[Stored data]

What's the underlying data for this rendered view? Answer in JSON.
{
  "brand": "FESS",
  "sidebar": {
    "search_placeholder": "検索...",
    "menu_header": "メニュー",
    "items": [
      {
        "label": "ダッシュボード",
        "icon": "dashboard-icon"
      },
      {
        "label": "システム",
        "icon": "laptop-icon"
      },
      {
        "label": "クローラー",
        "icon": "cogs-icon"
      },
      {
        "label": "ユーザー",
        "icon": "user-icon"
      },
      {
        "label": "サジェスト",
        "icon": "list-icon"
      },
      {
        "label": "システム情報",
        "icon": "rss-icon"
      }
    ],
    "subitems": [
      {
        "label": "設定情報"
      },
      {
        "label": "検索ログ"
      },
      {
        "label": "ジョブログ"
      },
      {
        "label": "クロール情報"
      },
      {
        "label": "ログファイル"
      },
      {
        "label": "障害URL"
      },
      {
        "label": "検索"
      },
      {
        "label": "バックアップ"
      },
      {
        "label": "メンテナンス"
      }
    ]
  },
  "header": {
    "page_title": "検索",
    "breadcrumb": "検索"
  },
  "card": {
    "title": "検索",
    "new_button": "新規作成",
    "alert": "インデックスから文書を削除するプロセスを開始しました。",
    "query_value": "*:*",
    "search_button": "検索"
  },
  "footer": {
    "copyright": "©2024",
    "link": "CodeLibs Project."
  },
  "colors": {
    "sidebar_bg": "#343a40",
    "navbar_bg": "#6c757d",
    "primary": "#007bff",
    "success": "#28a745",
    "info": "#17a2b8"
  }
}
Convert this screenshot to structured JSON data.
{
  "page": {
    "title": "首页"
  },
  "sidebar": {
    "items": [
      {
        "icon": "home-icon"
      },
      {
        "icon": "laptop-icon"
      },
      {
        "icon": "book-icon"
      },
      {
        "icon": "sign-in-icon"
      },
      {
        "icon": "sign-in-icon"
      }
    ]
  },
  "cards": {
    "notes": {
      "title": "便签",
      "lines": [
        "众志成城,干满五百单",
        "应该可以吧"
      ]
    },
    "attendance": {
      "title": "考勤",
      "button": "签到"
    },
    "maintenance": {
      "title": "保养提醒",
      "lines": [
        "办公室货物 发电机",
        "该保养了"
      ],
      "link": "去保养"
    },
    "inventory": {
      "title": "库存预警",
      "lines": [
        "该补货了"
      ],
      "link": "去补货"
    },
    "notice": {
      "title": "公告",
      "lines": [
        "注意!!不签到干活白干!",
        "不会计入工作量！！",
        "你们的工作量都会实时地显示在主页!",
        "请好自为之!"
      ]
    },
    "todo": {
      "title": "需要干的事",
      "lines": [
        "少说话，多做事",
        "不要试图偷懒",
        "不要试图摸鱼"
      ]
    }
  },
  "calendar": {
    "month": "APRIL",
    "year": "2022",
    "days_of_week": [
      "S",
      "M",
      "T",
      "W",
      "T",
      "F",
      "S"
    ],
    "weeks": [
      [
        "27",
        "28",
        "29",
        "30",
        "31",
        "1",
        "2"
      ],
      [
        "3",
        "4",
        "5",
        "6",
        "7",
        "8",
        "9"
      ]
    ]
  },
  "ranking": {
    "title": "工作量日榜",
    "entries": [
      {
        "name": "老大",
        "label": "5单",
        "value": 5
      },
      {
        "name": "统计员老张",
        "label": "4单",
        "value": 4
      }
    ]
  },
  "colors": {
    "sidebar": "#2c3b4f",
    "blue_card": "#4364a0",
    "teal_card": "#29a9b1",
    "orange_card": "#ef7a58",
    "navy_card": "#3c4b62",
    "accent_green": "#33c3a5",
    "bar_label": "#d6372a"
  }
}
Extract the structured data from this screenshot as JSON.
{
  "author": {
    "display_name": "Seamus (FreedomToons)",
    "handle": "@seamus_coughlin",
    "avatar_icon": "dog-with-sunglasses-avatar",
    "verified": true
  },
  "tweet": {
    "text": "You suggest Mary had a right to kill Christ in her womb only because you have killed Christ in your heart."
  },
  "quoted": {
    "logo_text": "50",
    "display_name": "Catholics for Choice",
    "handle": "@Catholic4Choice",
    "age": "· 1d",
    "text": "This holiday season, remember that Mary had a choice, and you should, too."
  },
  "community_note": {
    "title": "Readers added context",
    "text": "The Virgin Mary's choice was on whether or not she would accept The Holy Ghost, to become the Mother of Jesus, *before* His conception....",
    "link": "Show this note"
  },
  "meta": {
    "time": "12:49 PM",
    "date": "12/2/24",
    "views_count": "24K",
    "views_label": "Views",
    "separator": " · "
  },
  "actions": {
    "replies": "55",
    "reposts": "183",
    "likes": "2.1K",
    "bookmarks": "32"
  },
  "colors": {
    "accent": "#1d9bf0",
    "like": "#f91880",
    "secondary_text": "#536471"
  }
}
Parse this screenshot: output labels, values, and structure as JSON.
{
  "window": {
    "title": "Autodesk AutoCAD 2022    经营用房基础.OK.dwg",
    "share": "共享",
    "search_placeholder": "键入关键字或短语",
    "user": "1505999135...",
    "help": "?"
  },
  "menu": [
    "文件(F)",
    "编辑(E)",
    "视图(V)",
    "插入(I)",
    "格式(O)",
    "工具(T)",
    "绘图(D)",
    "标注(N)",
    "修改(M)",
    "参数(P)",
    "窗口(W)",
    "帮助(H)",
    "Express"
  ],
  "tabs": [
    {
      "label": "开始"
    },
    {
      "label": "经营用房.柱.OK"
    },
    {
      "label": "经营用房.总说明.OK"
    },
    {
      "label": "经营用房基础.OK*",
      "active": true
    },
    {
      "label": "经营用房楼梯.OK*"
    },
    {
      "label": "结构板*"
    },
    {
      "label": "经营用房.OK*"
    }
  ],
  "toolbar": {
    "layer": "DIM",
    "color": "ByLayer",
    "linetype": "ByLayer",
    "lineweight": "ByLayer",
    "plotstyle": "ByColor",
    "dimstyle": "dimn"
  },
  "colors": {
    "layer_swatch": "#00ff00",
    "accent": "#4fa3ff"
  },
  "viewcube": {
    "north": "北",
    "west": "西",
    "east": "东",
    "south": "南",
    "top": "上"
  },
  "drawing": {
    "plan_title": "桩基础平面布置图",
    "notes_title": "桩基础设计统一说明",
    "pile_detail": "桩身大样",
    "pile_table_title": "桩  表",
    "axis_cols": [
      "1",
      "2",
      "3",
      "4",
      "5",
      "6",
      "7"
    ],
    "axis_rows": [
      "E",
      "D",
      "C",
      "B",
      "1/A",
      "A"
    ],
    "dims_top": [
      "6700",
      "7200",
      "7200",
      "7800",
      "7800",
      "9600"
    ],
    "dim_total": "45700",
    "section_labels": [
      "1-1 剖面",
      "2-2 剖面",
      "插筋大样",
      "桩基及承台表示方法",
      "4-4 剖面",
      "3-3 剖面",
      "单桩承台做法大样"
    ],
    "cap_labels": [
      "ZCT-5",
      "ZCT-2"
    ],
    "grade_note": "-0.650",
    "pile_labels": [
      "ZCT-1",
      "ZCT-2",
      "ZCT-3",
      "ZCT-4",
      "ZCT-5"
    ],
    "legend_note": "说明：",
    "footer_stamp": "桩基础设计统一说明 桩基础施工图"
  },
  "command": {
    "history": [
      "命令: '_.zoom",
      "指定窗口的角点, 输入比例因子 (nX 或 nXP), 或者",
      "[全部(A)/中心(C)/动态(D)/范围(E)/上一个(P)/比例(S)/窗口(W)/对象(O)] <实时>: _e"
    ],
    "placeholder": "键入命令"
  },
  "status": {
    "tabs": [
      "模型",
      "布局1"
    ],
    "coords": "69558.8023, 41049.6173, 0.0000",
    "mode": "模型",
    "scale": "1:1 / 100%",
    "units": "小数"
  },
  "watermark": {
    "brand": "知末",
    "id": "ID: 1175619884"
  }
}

AIM
Repeat every line of the records above exactly.

OUTPUT BELOW
What's the underlying data for this rendered view? Answer in JSON.
{
  "brand": "FESS",
  "sidebar": {
    "search_placeholder": "検索...",
    "menu_header": "メニュー",
    "items": [
      {
        "label": "ダッシュボード",
        "icon": "dashboard-icon"
      },
      {
        "label": "システム",
        "icon": "laptop-icon"
      },
      {
        "label": "クローラー",
        "icon": "cogs-icon"
      },
      {
        "label": "ユーザー",
        "icon": "user-icon"
      },
      {
        "label": "サジェスト",
        "icon": "list-icon"
      },
      {
        "label": "システム情報",
        "icon": "rss-icon"
      }
    ],
    "subitems": [
      {
        "label": "設定情報"
      },
      {
        "label": "検索ログ"
      },
      {
        "label": "ジョブログ"
      },
      {
        "label": "クロール情報"
      },
      {
        "label": "ログファイル"
      },
      {
        "label": "障害URL"
      },
      {
        "label": "検索"
      },
      {
        "label": "バックアップ"
      },
      {
        "label": "メンテナンス"
      }
    ]
  },
  "header": {
    "page_title": "検索",
    "breadcrumb": "検索"
  },
  "card": {
    "title": "検索",
    "new_button": "新規作成",
    "alert": "インデックスから文書を削除するプロセスを開始しました。",
    "query_value": "*:*",
    "search_button": "検索"
  },
  "footer": {
    "copyright": "©2024",
    "link": "CodeLibs Project."
  },
  "colors": {
    "sidebar_bg": "#343a40",
    "navbar_bg": "#6c757d",
    "primary": "#007bff",
    "success": "#28a745",
    "info": "#17a2b8"
  }
}
Convert this screenshot to structured JSON data.
{
  "page": {
    "title": "首页"
  },
  "sidebar": {
    "items": [
      {
        "icon": "home-icon"
      },
      {
        "icon": "laptop-icon"
      },
      {
        "icon": "book-icon"
      },
      {
        "icon": "sign-in-icon"
      },
      {
        "icon": "sign-in-icon"
      }
    ]
  },
  "cards": {
    "notes": {
      "title": "便签",
      "lines": [
        "众志成城,干满五百单",
        "应该可以吧"
      ]
    },
    "attendance": {
      "title": "考勤",
      "button": "签到"
    },
    "maintenance": {
      "title": "保养提醒",
      "lines": [
        "办公室货物 发电机",
        "该保养了"
      ],
      "link": "去保养"
    },
    "inventory": {
      "title": "库存预警",
      "lines": [
        "该补货了"
      ],
      "link": "去补货"
    },
    "notice": {
      "title": "公告",
      "lines": [
        "注意!!不签到干活白干!",
        "不会计入工作量！！",
        "你们的工作量都会实时地显示在主页!",
        "请好自为之!"
      ]
    },
    "todo": {
      "title": "需要干的事",
      "lines": [
        "少说话，多做事",
        "不要试图偷懒",
        "不要试图摸鱼"
      ]
    }
  },
  "calendar": {
    "month": "APRIL",
    "year": "2022",
    "days_of_week": [
      "S",
      "M",
      "T",
      "W",
      "T",
      "F",
      "S"
    ],
    "weeks": [
      [
        "27",
        "28",
        "29",
        "30",
        "31",
        "1",
        "2"
      ],
      [
        "3",
        "4",
        "5",
        "6",
        "7",
        "8",
        "9"
      ]
    ]
  },
  "ranking": {
    "title": "工作量日榜",
    "entries": [
      {
        "name": "老大",
        "label": "5单",
        "value": 5
      },
      {
        "name": "统计员老张",
        "label": "4单",
        "value": 4
      }
    ]
  },
  "colors": {
    "sidebar": "#2c3b4f",
    "blue_card": "#4364a0",
    "teal_card": "#29a9b1",
    "orange_card": "#ef7a58",
    "navy_card": "#3c4b62",
    "accent_green": "#33c3a5",
    "bar_label": "#d6372a"
  }
}
Extract the structured data from this screenshot as JSON.
{
  "author": {
    "display_name": "Seamus (FreedomToons)",
    "handle": "@seamus_coughlin",
    "avatar_icon": "dog-with-sunglasses-avatar",
    "verified": true
  },
  "tweet": {
    "text": "You suggest Mary had a right to kill Christ in her womb only because you have killed Christ in your heart."
  },
  "quoted": {
    "logo_text": "50",
    "display_name": "Catholics for Choice",
    "handle": "@Catholic4Choice",
    "age": "· 1d",
    "text": "This holiday season, remember that Mary had a choice, and you should, too."
  },
  "community_note": {
    "title": "Readers added context",
    "text": "The Virgin Mary's choice was on whether or not she would accept The Holy Ghost, to become the Mother of Jesus, *before* His conception....",
    "link": "Show this note"
  },
  "meta": {
    "time": "12:49 PM",
    "date": "12/2/24",
    "views_count": "24K",
    "views_label": "Views",
    "separator": " · "
  },
  "actions": {
    "replies": "55",
    "reposts": "183",
    "likes": "2.1K",
    "bookmarks": "32"
  },
  "colors": {
    "accent": "#1d9bf0",
    "like": "#f91880",
    "secondary_text": "#536471"
  }
}
Parse this screenshot: output labels, values, and structure as JSON.
{
  "window": {
    "title": "Autodesk AutoCAD 2022    经营用房基础.OK.dwg",
    "share": "共享",
    "search_placeholder": "键入关键字或短语",
    "user": "1505999135...",
    "help": "?"
  },
  "menu": [
    "文件(F)",
    "编辑(E)",
    "视图(V)",
    "插入(I)",
    "格式(O)",
    "工具(T)",
    "绘图(D)",
    "标注(N)",
    "修改(M)",
    "参数(P)",
    "窗口(W)",
    "帮助(H)",
    "Express"
  ],
  "tabs": [
    {
      "label": "开始"
    },
    {
      "label": "经营用房.柱.OK"
    },
    {
      "label": "经营用房.总说明.OK"
    },
    {
      "label": "经营用房基础.OK*",
      "active": true
    },
    {
      "label": "经营用房楼梯.OK*"
    },
    {
      "label": "结构板*"
    },
    {
      "label": "经营用房.OK*"
    }
  ],
  "toolbar": {
    "layer": "DIM",
    "color": "ByLayer",
    "linetype": "ByLayer",
    "lineweight": "ByLayer",
    "plotstyle": "ByColor",
    "dimstyle": "dimn"
  },
  "colors": {
    "layer_swatch": "#00ff00",
    "accent": "#4fa3ff"
  },
  "viewcube": {
    "north": "北",
    "west": "西",
    "east": "东",
    "south": "南",
    "top": "上"
  },
  "drawing": {
    "plan_title": "桩基础平面布置图",
    "notes_title": "桩基础设计统一说明",
    "pile_detail": "桩身大样",
    "pile_table_title": "桩  表",
    "axis_cols": [
      "1",
      "2",
      "3",
      "4",
      "5",
      "6",
      "7"
    ],
    "axis_rows": [
      "E",
      "D",
      "C",
      "B",
      "1/A",
      "A"
    ],
    "dims_top": [
      "6700",
      "7200",
      "7200",
      "7800",
      "7800",
      "9600"
    ],
    "dim_total": "45700",
    "section_labels": [
      "1-1 剖面",
      "2-2 剖面",
      "插筋大样",
      "桩基及承台表示方法",
      "4-4 剖面",
      "3-3 剖面",
      "单桩承台做法大样"
    ],
    "cap_labels": [
      "ZCT-5",
      "ZCT-2"
    ],
    "grade_note": "-0.650",
    "pile_labels": [
      "ZCT-1",
      "ZCT-2",
      "ZCT-3",
      "ZCT-4",
      "ZCT-5"
    ],
    "legend_note": "说明：",
    "footer_stamp": "桩基础设计统一说明 桩基础施工图"
  },
  "command": {
    "history": [
      "命令: '_.zoom",
      "指定窗口的角点, 输入比例因子 (nX 或 nXP), 或者",
      "[全部(A)/中心(C)/动态(D)/范围(E)/上一个(P)/比例(S)/窗口(W)/对象(O)] <实时>: _e"
    ],
    "placeholder": "键入命令"
  },
  "status": {
    "tabs": [
      "模型",
      "布局1"
    ],
    "coords": "69558.8023, 41049.6173, 0.0000",
    "mode": "模型",
    "scale": "1:1 / 100%",
    "units": "小数"
  },
  "watermark": {
    "brand": "知末",
    "id": "ID: 1175619884"
  }
}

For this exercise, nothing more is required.